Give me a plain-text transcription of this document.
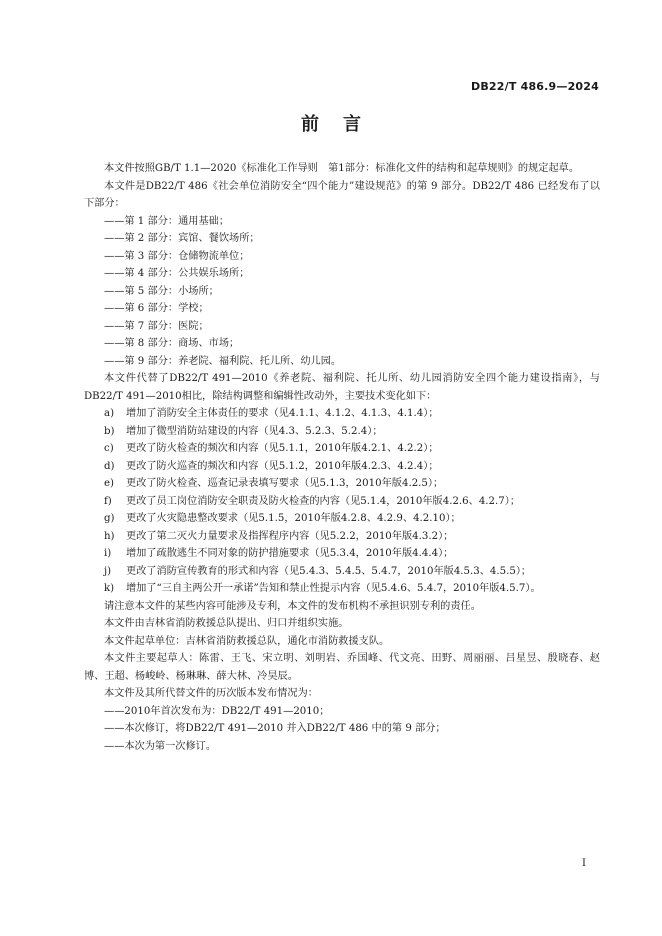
DB22/T 486.9—2024
前言

本文件按照GB/T 1.1—2020《标准化工作导则　第1部分：标准化文件的结构和起草规则》的规定起草。

本文件是DB22/T 486《社会单位消防安全“四个能力”建设规范》的第 9 部分。DB22/T 486 已经发布了以下部分：

——第 1 部分：通用基础；

——第 2 部分：宾馆、餐饮场所；

——第 3 部分：仓储物流单位；

——第 4 部分：公共娱乐场所；

——第 5 部分：小场所；

——第 6 部分：学校；

——第 7 部分：医院；

——第 8 部分：商场、市场；

——第 9 部分：养老院、福利院、托儿所、幼儿园。

本文件代替了DB22/T 491—2010《养老院、福利院、托儿所、幼儿园消防安全四个能力建设指南》，与DB22/T 491—2010相比，除结构调整和编辑性改动外，主要技术变化如下：

a) 增加了消防安全主体责任的要求（见4.1.1、4.1.2、4.1.3、4.1.4）；

b) 增加了微型消防站建设的内容（见4.3、5.2.3、5.2.4）；

c) 更改了防火检查的频次和内容（见5.1.1，2010年版4.2.1、4.2.2）；

d) 更改了防火巡查的频次和内容（见5.1.2，2010年版4.2.3、4.2.4）；

e) 更改了防火检查、巡查记录表填写要求（见5.1.3，2010年版4.2.5）；

f) 更改了员工岗位消防安全职责及防火检查的内容（见5.1.4，2010年版4.2.6、4.2.7）；

g) 更改了火灾隐患整改要求（见5.1.5，2010年版4.2.8、4.2.9、4.2.10）；

h) 更改了第二灭火力量要求及指挥程序内容（见5.2.2，2010年版4.3.2）；

i) 增加了疏散逃生不同对象的防护措施要求（见5.3.4，2010年版4.4.4）；

j) 更改了消防宣传教育的形式和内容（见5.4.3、5.4.5、5.4.7，2010年版4.5.3、4.5.5）；

k) 增加了“三自主两公开一承诺”告知和禁止性提示内容（见5.4.6、5.4.7，2010年版4.5.7）。

请注意本文件的某些内容可能涉及专利，本文件的发布机构不承担识别专利的责任。

本文件由吉林省消防救援总队提出、归口并组织实施。

本文件起草单位：吉林省消防救援总队，通化市消防救援支队。

本文件主要起草人：陈雷、王飞、宋立明、刘明岩、乔国峰、代文亮、田野、周丽丽、吕星昱、殷晓春、赵博、王超、杨峻岭、杨琳琳、薛大林、冷昊辰。

本文件及其所代替文件的历次版本发布情况为：

——2010年首次发布为：DB22/T 491—2010；

——本次修订，将DB22/T 491—2010 并入DB22/T 486 中的第 9 部分；

——本次为第一次修订。

I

- - -

### Aim
Repeat every record above exactly, but leave out any pictures.

### Exercise output
Give me a plain-text transcription of this document.
DB22/T 486.9—2024
前言

本文件按照GB/T 1.1—2020《标准化工作导则　第1部分：标准化文件的结构和起草规则》的规定起草。

本文件是DB22/T 486《社会单位消防安全“四个能力”建设规范》的第 9 部分。DB22/T 486 已经发布了以下部分：

——第 1 部分：通用基础；

——第 2 部分：宾馆、餐饮场所；

——第 3 部分：仓储物流单位；

——第 4 部分：公共娱乐场所；

——第 5 部分：小场所；

——第 6 部分：学校；

——第 7 部分：医院；

——第 8 部分：商场、市场；

——第 9 部分：养老院、福利院、托儿所、幼儿园。

本文件代替了DB22/T 491—2010《养老院、福利院、托儿所、幼儿园消防安全四个能力建设指南》，与DB22/T 491—2010相比，除结构调整和编辑性改动外，主要技术变化如下：

a) 增加了消防安全主体责任的要求（见4.1.1、4.1.2、4.1.3、4.1.4）；

b) 增加了微型消防站建设的内容（见4.3、5.2.3、5.2.4）；

c) 更改了防火检查的频次和内容（见5.1.1，2010年版4.2.1、4.2.2）；

d) 更改了防火巡查的频次和内容（见5.1.2，2010年版4.2.3、4.2.4）；

e) 更改了防火检查、巡查记录表填写要求（见5.1.3，2010年版4.2.5）；

f) 更改了员工岗位消防安全职责及防火检查的内容（见5.1.4，2010年版4.2.6、4.2.7）；

g) 更改了火灾隐患整改要求（见5.1.5，2010年版4.2.8、4.2.9、4.2.10）；

h) 更改了第二灭火力量要求及指挥程序内容（见5.2.2，2010年版4.3.2）；

i) 增加了疏散逃生不同对象的防护措施要求（见5.3.4，2010年版4.4.4）；

j) 更改了消防宣传教育的形式和内容（见5.4.3、5.4.5、5.4.7，2010年版4.5.3、4.5.5）；

k) 增加了“三自主两公开一承诺”告知和禁止性提示内容（见5.4.6、5.4.7，2010年版4.5.7）。

请注意本文件的某些内容可能涉及专利，本文件的发布机构不承担识别专利的责任。

本文件由吉林省消防救援总队提出、归口并组织实施。

本文件起草单位：吉林省消防救援总队，通化市消防救援支队。

本文件主要起草人：陈雷、王飞、宋立明、刘明岩、乔国峰、代文亮、田野、周丽丽、吕星昱、殷晓春、赵博、王超、杨峻岭、杨琳琳、薛大林、冷昊辰。

本文件及其所代替文件的历次版本发布情况为：

——2010年首次发布为：DB22/T 491—2010；

——本次修订，将DB22/T 491—2010 并入DB22/T 486 中的第 9 部分；

——本次为第一次修订。

I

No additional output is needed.